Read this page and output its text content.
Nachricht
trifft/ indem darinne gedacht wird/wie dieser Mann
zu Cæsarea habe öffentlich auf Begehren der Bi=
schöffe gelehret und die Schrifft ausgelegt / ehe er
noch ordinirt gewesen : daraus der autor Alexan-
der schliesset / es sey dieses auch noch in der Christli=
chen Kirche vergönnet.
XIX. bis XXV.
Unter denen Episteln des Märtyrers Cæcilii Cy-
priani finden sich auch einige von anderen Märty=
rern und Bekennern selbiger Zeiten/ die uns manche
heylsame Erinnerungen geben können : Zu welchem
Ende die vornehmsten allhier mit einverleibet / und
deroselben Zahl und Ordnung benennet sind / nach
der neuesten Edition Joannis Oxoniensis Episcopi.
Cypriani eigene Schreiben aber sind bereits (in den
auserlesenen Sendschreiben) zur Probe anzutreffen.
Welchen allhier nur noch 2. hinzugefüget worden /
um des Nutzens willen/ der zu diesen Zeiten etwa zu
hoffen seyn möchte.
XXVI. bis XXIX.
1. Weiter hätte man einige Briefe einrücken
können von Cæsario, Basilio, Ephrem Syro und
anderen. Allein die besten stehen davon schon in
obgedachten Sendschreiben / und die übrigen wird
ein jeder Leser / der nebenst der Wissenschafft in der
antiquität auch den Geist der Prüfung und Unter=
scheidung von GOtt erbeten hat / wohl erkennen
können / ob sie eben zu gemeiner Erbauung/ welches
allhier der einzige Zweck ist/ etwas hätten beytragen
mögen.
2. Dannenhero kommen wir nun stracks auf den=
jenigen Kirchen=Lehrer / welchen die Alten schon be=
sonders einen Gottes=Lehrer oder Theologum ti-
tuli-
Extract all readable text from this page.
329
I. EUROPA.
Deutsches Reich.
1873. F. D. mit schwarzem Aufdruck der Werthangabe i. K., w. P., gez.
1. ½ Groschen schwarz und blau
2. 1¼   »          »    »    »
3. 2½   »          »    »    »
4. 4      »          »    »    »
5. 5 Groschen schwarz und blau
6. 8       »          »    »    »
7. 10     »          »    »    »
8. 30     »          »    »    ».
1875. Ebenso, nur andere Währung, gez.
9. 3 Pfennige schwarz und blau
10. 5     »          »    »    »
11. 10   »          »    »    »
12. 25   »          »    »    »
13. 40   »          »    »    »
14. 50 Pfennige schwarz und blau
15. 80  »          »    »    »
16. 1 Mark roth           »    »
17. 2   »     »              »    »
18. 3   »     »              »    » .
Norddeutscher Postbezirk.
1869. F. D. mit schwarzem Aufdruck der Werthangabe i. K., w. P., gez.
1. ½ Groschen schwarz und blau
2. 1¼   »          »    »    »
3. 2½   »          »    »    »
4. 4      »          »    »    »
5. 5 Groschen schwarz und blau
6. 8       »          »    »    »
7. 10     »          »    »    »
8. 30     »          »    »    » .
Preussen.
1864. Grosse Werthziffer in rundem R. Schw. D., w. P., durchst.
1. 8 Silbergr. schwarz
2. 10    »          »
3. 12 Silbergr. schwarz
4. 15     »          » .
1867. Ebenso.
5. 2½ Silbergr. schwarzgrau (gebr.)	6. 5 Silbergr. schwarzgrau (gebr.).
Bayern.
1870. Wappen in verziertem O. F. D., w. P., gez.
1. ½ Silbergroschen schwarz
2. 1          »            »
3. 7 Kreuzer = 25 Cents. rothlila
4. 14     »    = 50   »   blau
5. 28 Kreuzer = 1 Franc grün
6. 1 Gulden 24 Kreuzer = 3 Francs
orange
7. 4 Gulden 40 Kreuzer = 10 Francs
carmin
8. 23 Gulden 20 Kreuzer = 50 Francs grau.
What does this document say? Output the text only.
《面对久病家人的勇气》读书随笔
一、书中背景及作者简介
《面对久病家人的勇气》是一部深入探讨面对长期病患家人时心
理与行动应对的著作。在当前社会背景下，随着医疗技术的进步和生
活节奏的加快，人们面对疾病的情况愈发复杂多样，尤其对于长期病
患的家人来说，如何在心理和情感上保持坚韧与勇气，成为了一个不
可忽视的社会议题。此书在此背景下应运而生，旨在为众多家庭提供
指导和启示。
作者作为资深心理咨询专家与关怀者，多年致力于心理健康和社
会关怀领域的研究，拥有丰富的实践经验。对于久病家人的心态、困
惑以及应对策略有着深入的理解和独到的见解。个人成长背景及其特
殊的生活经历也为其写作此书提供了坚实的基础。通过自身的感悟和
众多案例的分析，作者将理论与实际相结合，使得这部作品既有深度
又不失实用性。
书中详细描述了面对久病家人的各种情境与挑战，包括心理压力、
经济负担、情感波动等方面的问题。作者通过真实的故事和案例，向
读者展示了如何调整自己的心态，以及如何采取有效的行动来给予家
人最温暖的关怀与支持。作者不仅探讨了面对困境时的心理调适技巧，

::::::::

◆ WORK TO DO ◆
Go through the data and gather every line that holds "Lehrer".

◆ RESPONSE TO THE EXERCISE ◆
jenigen Kirchen=Lehrer / welchen die Alten schon be=
sonders einen Gottes=Lehrer oder Theologum ti-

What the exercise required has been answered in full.